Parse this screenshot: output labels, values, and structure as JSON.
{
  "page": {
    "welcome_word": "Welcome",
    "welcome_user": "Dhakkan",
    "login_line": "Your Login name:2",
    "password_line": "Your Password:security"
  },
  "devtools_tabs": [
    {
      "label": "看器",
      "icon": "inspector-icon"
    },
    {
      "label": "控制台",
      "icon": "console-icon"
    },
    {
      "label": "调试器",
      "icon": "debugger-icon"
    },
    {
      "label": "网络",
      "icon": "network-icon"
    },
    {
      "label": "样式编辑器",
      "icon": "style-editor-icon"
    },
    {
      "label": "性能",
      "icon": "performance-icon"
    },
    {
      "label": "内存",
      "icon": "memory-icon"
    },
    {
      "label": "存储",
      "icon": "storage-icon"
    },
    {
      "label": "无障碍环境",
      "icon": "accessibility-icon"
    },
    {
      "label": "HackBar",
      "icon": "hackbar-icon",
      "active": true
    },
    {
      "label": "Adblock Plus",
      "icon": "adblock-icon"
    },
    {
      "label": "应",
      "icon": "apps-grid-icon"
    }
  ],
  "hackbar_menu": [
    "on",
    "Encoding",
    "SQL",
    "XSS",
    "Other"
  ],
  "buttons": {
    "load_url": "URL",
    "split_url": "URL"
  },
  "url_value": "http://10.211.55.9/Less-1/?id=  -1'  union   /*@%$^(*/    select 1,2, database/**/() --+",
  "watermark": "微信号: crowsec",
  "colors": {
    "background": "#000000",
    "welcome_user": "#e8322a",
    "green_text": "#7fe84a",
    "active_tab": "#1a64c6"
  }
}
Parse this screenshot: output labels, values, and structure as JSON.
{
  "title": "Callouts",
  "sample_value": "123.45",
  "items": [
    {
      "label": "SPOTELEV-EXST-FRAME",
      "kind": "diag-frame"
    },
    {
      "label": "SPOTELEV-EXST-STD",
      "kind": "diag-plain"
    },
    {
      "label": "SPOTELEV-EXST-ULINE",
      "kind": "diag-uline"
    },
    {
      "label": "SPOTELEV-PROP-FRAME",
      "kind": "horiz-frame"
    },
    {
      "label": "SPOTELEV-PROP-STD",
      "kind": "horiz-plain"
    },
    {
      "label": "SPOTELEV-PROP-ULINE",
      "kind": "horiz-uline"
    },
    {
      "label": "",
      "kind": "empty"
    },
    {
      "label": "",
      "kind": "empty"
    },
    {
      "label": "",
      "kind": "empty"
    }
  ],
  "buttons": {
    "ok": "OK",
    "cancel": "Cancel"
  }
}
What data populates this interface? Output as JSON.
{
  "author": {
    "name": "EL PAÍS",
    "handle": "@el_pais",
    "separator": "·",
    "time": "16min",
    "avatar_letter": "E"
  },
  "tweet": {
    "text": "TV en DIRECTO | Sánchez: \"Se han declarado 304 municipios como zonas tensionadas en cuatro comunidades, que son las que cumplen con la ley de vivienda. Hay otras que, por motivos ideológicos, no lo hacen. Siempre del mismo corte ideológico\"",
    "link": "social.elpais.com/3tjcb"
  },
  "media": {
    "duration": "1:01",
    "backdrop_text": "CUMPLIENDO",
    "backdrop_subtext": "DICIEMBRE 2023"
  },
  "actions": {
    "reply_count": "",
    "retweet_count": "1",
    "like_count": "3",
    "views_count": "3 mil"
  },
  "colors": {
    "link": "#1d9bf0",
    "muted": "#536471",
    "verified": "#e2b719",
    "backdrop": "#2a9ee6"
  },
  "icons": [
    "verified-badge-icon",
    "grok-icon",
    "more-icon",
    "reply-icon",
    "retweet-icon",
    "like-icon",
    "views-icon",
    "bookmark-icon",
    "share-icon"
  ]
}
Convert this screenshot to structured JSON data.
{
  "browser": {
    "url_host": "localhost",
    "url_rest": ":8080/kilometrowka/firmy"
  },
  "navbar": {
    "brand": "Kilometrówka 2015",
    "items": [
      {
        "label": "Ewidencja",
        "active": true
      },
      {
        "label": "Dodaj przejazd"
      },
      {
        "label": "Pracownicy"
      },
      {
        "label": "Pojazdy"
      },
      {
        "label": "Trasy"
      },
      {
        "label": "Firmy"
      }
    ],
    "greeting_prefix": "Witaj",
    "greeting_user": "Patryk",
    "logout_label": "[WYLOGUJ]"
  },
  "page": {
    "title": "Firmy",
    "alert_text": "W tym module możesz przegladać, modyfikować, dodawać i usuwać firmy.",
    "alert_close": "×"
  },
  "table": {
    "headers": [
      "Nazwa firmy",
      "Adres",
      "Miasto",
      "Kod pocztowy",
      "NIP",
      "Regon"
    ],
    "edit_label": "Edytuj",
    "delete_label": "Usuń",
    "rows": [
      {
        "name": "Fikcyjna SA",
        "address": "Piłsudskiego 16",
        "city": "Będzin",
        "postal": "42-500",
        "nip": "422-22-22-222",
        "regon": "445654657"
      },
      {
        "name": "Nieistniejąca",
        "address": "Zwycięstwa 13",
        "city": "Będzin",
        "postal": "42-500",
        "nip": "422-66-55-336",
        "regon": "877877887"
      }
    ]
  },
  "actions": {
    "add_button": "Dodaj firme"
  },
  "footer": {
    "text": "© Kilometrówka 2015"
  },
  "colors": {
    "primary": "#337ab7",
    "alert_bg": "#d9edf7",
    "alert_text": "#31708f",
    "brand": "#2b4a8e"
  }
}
———
◆ STATED PROBLEM
Select and copy every line of the listing with the word "SPOTELEV".

◆ FINISHED EXERCISE
      "label": "SPOTELEV-EXST-FRAME",
      "label": "SPOTELEV-EXST-STD",
      "label": "SPOTELEV-EXST-ULINE",
      "label": "SPOTELEV-PROP-FRAME",
      "label": "SPOTELEV-PROP-STD",
      "label": "SPOTELEV-PROP-ULINE",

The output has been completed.